Work instructions
Which lines contain the string "type"? Please list every one of them.

Task input

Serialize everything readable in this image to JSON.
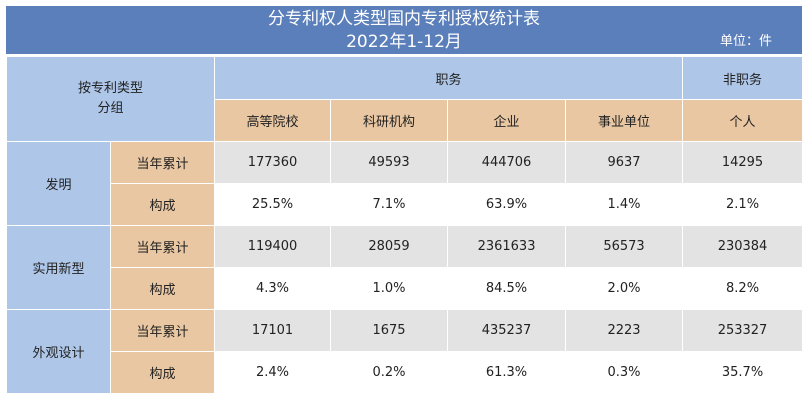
{
  "title": {
    "line1": "分专利权人类型国内专利授权统计表",
    "line2": "2022年1-12月",
    "unit": "单位：件"
  },
  "header": {
    "group_line1": "按专利类型",
    "group_line2": "分组",
    "service": "职务",
    "non_service": "非职务",
    "columns": [
      "高等院校",
      "科研机构",
      "企业",
      "事业单位",
      "个人"
    ]
  },
  "rows": [
    {
      "type": "发明",
      "cumulative_label": "当年累计",
      "share_label": "构成",
      "cumulative": [
        "177360",
        "49593",
        "444706",
        "9637",
        "14295"
      ],
      "share": [
        "25.5%",
        "7.1%",
        "63.9%",
        "1.4%",
        "2.1%"
      ]
    },
    {
      "type": "实用新型",
      "cumulative_label": "当年累计",
      "share_label": "构成",
      "cumulative": [
        "119400",
        "28059",
        "2361633",
        "56573",
        "230384"
      ],
      "share": [
        "4.3%",
        "1.0%",
        "84.5%",
        "2.0%",
        "8.2%"
      ]
    },
    {
      "type": "外观设计",
      "cumulative_label": "当年累计",
      "share_label": "构成",
      "cumulative": [
        "17101",
        "1675",
        "435237",
        "2223",
        "253327"
      ],
      "share": [
        "2.4%",
        "0.2%",
        "61.3%",
        "0.3%",
        "35.7%"
      ]
    }
  ]
}
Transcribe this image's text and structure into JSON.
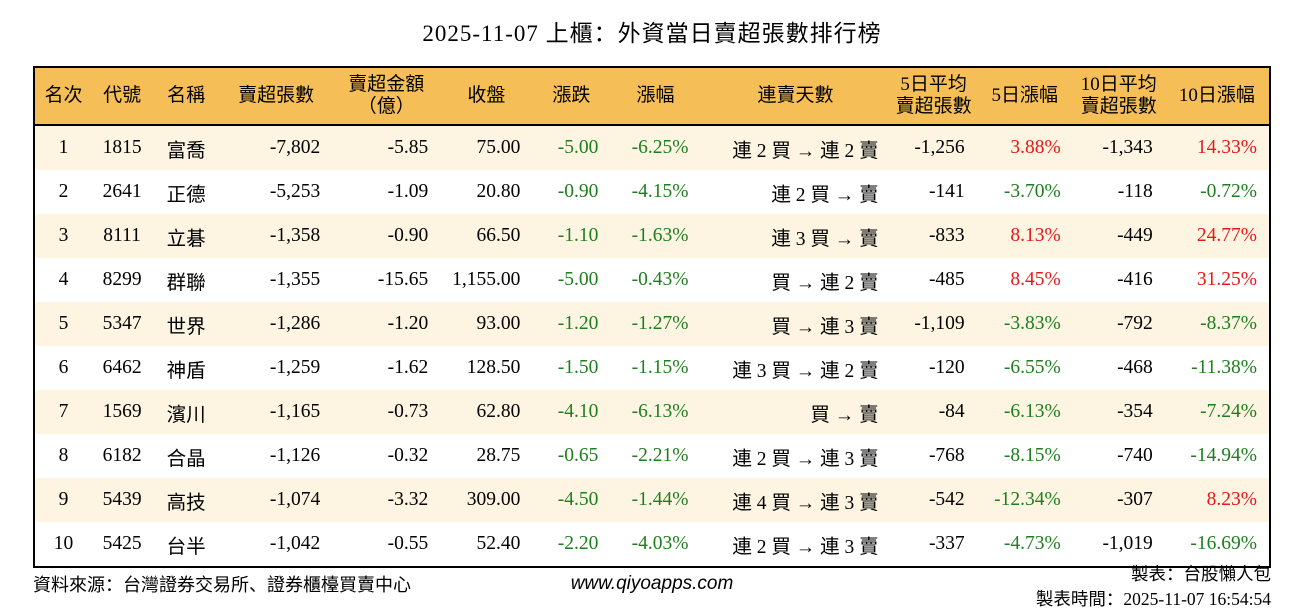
{
  "title": "2025-11-07 上櫃：外資當日賣超張數排行榜",
  "colors": {
    "header_bg": "#F6BE56",
    "row_alt": "#FDF5E2",
    "up_red": "#E61919",
    "down_green": "#1E7E1E",
    "border": "#000000"
  },
  "table": {
    "columns": [
      {
        "key": "rank",
        "label": "名次",
        "align": "center",
        "width": 58,
        "signColor": false
      },
      {
        "key": "code",
        "label": "代號",
        "align": "center",
        "width": 60,
        "signColor": false
      },
      {
        "key": "name",
        "label": "名稱",
        "align": "center",
        "width": 68,
        "signColor": false
      },
      {
        "key": "net-sell",
        "label": "賣超張數",
        "align": "right",
        "width": 112,
        "signColor": false
      },
      {
        "key": "amount",
        "label": "賣超金額\n（億）",
        "align": "right",
        "width": 108,
        "signColor": false
      },
      {
        "key": "close",
        "label": "收盤",
        "align": "right",
        "width": 92,
        "signColor": false
      },
      {
        "key": "change",
        "label": "漲跌",
        "align": "right",
        "width": 78,
        "signColor": true
      },
      {
        "key": "change-pct",
        "label": "漲幅",
        "align": "right",
        "width": 90,
        "signColor": true
      },
      {
        "key": "streak",
        "label": "連賣天數",
        "align": "right",
        "width": 190,
        "signColor": false
      },
      {
        "key": "avg5",
        "label": "5日平均\n賣超張數",
        "align": "right",
        "width": 86,
        "signColor": false
      },
      {
        "key": "pct5",
        "label": "5日漲幅",
        "align": "right",
        "width": 96,
        "signColor": true
      },
      {
        "key": "avg10",
        "label": "10日平均\n賣超張數",
        "align": "right",
        "width": 92,
        "signColor": false
      },
      {
        "key": "pct10",
        "label": "10日漲幅",
        "align": "right",
        "width": 105,
        "signColor": true
      }
    ],
    "rows": [
      [
        "1",
        "1815",
        "富喬",
        "-7,802",
        "-5.85",
        "75.00",
        "-5.00",
        "-6.25%",
        "連 2 買 → 連 2 賣",
        "-1,256",
        "3.88%",
        "-1,343",
        "14.33%"
      ],
      [
        "2",
        "2641",
        "正德",
        "-5,253",
        "-1.09",
        "20.80",
        "-0.90",
        "-4.15%",
        "連 2 買 → 賣",
        "-141",
        "-3.70%",
        "-118",
        "-0.72%"
      ],
      [
        "3",
        "8111",
        "立碁",
        "-1,358",
        "-0.90",
        "66.50",
        "-1.10",
        "-1.63%",
        "連 3 買 → 賣",
        "-833",
        "8.13%",
        "-449",
        "24.77%"
      ],
      [
        "4",
        "8299",
        "群聯",
        "-1,355",
        "-15.65",
        "1,155.00",
        "-5.00",
        "-0.43%",
        "買 → 連 2 賣",
        "-485",
        "8.45%",
        "-416",
        "31.25%"
      ],
      [
        "5",
        "5347",
        "世界",
        "-1,286",
        "-1.20",
        "93.00",
        "-1.20",
        "-1.27%",
        "買 → 連 3 賣",
        "-1,109",
        "-3.83%",
        "-792",
        "-8.37%"
      ],
      [
        "6",
        "6462",
        "神盾",
        "-1,259",
        "-1.62",
        "128.50",
        "-1.50",
        "-1.15%",
        "連 3 買 → 連 2 賣",
        "-120",
        "-6.55%",
        "-468",
        "-11.38%"
      ],
      [
        "7",
        "1569",
        "濱川",
        "-1,165",
        "-0.73",
        "62.80",
        "-4.10",
        "-6.13%",
        "買 → 賣",
        "-84",
        "-6.13%",
        "-354",
        "-7.24%"
      ],
      [
        "8",
        "6182",
        "合晶",
        "-1,126",
        "-0.32",
        "28.75",
        "-0.65",
        "-2.21%",
        "連 2 買 → 連 3 賣",
        "-768",
        "-8.15%",
        "-740",
        "-14.94%"
      ],
      [
        "9",
        "5439",
        "高技",
        "-1,074",
        "-3.32",
        "309.00",
        "-4.50",
        "-1.44%",
        "連 4 買 → 連 3 賣",
        "-542",
        "-12.34%",
        "-307",
        "8.23%"
      ],
      [
        "10",
        "5425",
        "台半",
        "-1,042",
        "-0.55",
        "52.40",
        "-2.20",
        "-4.03%",
        "連 2 買 → 連 3 賣",
        "-337",
        "-4.73%",
        "-1,019",
        "-16.69%"
      ]
    ]
  },
  "footer": {
    "source": "資料來源：台灣證券交易所、證券櫃檯買賣中心",
    "website": "www.qiyoapps.com",
    "maker": "製表：台股懶人包",
    "made_time": "製表時間：2025-11-07 16:54:54"
  },
  "chart_data": {
    "type": "table",
    "title": "2025-11-07 上櫃：外資當日賣超張數排行榜",
    "columns": [
      "名次",
      "代號",
      "名稱",
      "賣超張數",
      "賣超金額（億）",
      "收盤",
      "漲跌",
      "漲幅",
      "連賣天數",
      "5日平均賣超張數",
      "5日漲幅",
      "10日平均賣超張數",
      "10日漲幅"
    ],
    "rows": [
      [
        1,
        1815,
        "富喬",
        -7802,
        -5.85,
        75.0,
        -5.0,
        "-6.25%",
        "連 2 買 → 連 2 賣",
        -1256,
        "3.88%",
        -1343,
        "14.33%"
      ],
      [
        2,
        2641,
        "正德",
        -5253,
        -1.09,
        20.8,
        -0.9,
        "-4.15%",
        "連 2 買 → 賣",
        -141,
        "-3.70%",
        -118,
        "-0.72%"
      ],
      [
        3,
        8111,
        "立碁",
        -1358,
        -0.9,
        66.5,
        -1.1,
        "-1.63%",
        "連 3 買 → 賣",
        -833,
        "8.13%",
        -449,
        "24.77%"
      ],
      [
        4,
        8299,
        "群聯",
        -1355,
        -15.65,
        1155.0,
        -5.0,
        "-0.43%",
        "買 → 連 2 賣",
        -485,
        "8.45%",
        -416,
        "31.25%"
      ],
      [
        5,
        5347,
        "世界",
        -1286,
        -1.2,
        93.0,
        -1.2,
        "-1.27%",
        "買 → 連 3 賣",
        -1109,
        "-3.83%",
        -792,
        "-8.37%"
      ],
      [
        6,
        6462,
        "神盾",
        -1259,
        -1.62,
        128.5,
        -1.5,
        "-1.15%",
        "連 3 買 → 連 2 賣",
        -120,
        "-6.55%",
        -468,
        "-11.38%"
      ],
      [
        7,
        1569,
        "濱川",
        -1165,
        -0.73,
        62.8,
        -4.1,
        "-6.13%",
        "買 → 賣",
        -84,
        "-6.13%",
        -354,
        "-7.24%"
      ],
      [
        8,
        6182,
        "合晶",
        -1126,
        -0.32,
        28.75,
        -0.65,
        "-2.21%",
        "連 2 買 → 連 3 賣",
        -768,
        "-8.15%",
        -740,
        "-14.94%"
      ],
      [
        9,
        5439,
        "高技",
        -1074,
        -3.32,
        309.0,
        -4.5,
        "-1.44%",
        "連 4 買 → 連 3 賣",
        -542,
        "-12.34%",
        -307,
        "8.23%"
      ],
      [
        10,
        5425,
        "台半",
        -1042,
        -0.55,
        52.4,
        -2.2,
        "-4.03%",
        "連 2 買 → 連 3 賣",
        -337,
        "-4.73%",
        -1019,
        "-16.69%"
      ]
    ],
    "color_rule": "negative values green (#1E7E1E), positive percentage values red (#E61919)",
    "legend_position": "none",
    "grid": false
  }
}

Reply
      "type": "发明",
      "type": "实用新型",
      "type": "外观设计",
    "type": "table",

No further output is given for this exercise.